-- Begin --

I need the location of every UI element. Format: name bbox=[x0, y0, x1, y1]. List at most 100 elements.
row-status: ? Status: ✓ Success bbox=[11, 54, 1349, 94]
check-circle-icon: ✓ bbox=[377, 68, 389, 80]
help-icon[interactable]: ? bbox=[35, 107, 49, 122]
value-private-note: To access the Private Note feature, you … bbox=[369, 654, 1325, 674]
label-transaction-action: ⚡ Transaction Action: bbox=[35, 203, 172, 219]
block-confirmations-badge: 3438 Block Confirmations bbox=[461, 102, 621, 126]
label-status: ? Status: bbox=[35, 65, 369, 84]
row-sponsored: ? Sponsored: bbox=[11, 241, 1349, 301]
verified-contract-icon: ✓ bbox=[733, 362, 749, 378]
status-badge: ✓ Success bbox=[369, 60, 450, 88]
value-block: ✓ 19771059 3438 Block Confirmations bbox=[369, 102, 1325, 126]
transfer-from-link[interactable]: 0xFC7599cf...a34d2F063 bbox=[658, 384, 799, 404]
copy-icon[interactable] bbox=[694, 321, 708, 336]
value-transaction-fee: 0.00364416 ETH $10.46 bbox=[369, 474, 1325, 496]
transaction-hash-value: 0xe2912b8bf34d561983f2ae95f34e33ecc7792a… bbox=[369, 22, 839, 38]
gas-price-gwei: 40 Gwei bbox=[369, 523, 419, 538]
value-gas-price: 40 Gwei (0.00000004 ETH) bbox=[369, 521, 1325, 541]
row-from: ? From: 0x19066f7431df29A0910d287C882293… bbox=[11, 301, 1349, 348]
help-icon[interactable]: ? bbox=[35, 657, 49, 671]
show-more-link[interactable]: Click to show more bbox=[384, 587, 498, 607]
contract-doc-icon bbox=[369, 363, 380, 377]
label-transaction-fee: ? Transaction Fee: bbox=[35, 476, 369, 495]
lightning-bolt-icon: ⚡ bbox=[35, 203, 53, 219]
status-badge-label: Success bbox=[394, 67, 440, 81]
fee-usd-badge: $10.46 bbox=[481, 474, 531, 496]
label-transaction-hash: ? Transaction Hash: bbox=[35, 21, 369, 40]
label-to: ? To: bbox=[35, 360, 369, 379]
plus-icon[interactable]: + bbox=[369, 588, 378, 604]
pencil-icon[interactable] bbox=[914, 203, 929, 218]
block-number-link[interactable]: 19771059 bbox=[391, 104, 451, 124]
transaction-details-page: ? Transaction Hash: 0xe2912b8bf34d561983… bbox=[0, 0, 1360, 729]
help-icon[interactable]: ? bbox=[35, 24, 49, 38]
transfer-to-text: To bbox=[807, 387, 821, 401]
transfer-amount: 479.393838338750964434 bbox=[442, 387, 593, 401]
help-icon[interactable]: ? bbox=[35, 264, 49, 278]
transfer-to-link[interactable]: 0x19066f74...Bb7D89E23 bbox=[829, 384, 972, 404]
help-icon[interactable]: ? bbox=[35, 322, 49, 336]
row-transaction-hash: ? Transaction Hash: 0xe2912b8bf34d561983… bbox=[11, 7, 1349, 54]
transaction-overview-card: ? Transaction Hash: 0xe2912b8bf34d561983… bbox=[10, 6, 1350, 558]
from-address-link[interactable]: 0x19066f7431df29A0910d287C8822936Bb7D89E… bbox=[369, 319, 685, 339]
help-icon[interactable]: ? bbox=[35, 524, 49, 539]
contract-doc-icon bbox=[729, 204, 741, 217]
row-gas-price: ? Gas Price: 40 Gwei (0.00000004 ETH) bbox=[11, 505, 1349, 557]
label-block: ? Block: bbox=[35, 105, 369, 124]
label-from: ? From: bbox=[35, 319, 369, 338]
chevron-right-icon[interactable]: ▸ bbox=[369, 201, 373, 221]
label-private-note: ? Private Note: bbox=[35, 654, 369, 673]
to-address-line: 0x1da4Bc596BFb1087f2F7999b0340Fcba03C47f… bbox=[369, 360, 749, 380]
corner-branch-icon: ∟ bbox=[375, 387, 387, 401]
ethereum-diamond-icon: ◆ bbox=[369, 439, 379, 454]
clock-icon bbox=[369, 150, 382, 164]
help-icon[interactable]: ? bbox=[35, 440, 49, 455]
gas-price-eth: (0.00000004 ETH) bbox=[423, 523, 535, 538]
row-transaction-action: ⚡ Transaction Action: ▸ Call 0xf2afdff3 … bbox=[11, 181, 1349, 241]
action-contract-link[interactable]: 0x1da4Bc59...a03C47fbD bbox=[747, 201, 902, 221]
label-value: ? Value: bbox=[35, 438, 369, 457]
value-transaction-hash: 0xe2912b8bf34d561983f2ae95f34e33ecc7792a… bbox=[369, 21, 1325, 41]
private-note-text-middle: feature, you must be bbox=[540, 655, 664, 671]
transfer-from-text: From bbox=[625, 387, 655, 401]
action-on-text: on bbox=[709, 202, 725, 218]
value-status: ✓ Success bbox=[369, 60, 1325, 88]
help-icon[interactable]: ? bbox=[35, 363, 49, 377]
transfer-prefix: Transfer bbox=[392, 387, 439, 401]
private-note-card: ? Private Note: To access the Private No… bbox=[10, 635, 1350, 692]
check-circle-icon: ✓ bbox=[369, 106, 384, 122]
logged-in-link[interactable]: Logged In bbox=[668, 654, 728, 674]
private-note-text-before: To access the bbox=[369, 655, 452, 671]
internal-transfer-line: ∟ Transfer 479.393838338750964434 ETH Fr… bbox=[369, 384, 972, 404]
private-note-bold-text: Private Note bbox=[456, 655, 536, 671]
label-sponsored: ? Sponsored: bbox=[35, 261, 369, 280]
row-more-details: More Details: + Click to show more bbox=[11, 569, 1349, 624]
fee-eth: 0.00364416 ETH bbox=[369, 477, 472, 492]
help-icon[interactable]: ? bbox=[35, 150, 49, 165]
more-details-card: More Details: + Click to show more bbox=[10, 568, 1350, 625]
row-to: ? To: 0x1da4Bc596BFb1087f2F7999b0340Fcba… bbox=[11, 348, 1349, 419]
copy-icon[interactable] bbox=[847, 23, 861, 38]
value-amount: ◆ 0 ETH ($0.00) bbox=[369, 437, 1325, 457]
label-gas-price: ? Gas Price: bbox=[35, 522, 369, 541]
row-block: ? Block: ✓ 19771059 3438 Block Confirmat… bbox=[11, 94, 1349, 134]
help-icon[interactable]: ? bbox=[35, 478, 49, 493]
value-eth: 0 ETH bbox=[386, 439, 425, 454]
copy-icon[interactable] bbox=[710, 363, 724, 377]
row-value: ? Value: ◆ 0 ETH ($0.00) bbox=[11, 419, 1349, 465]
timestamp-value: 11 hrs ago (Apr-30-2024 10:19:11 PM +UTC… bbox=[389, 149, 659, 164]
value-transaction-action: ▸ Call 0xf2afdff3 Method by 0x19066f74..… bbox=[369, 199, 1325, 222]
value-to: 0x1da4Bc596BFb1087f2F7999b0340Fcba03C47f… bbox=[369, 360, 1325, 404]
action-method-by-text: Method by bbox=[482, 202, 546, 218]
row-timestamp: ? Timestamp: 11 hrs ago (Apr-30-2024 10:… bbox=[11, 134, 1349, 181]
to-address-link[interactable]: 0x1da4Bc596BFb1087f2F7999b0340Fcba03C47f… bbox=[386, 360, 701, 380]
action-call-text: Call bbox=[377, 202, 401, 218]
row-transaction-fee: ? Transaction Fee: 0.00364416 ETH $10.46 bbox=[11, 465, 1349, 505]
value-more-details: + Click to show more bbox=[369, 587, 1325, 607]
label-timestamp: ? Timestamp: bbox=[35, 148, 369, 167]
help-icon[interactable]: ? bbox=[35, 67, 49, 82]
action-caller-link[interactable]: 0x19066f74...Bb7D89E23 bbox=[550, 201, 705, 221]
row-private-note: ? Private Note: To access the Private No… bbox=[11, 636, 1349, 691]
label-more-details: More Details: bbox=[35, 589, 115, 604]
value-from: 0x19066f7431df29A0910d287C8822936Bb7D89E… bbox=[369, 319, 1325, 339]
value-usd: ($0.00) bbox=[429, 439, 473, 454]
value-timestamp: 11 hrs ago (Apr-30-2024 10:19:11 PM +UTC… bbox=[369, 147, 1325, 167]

-- End --

> **DIRECTIONS FOR THIS TASK**: Reproduce the entries from the first line up to and including the line with "value-transaction-fee: 0.00364416 ETH", changing each "Success" to "Completed" and leaving everything else the same.

> **WRITTEN SOLUTION**:
I need the location of every UI element. Format: name bbox=[x0, y0, x1, y1]. List at most 100 elements.
row-status: ? Status: ✓ Completed bbox=[11, 54, 1349, 94]
check-circle-icon: ✓ bbox=[377, 68, 389, 80]
help-icon[interactable]: ? bbox=[35, 107, 49, 122]
value-private-note: To access the Private Note feature, you … bbox=[369, 654, 1325, 674]
label-transaction-action: ⚡ Transaction Action: bbox=[35, 203, 172, 219]
block-confirmations-badge: 3438 Block Confirmations bbox=[461, 102, 621, 126]
label-status: ? Status: bbox=[35, 65, 369, 84]
row-sponsored: ? Sponsored: bbox=[11, 241, 1349, 301]
verified-contract-icon: ✓ bbox=[733, 362, 749, 378]
status-badge: ✓ Completed bbox=[369, 60, 450, 88]
value-block: ✓ 19771059 3438 Block Confirmations bbox=[369, 102, 1325, 126]
transfer-from-link[interactable]: 0xFC7599cf...a34d2F063 bbox=[658, 384, 799, 404]
copy-icon[interactable] bbox=[694, 321, 708, 336]
value-transaction-fee: 0.00364416 ETH $10.46 bbox=[369, 474, 1325, 496]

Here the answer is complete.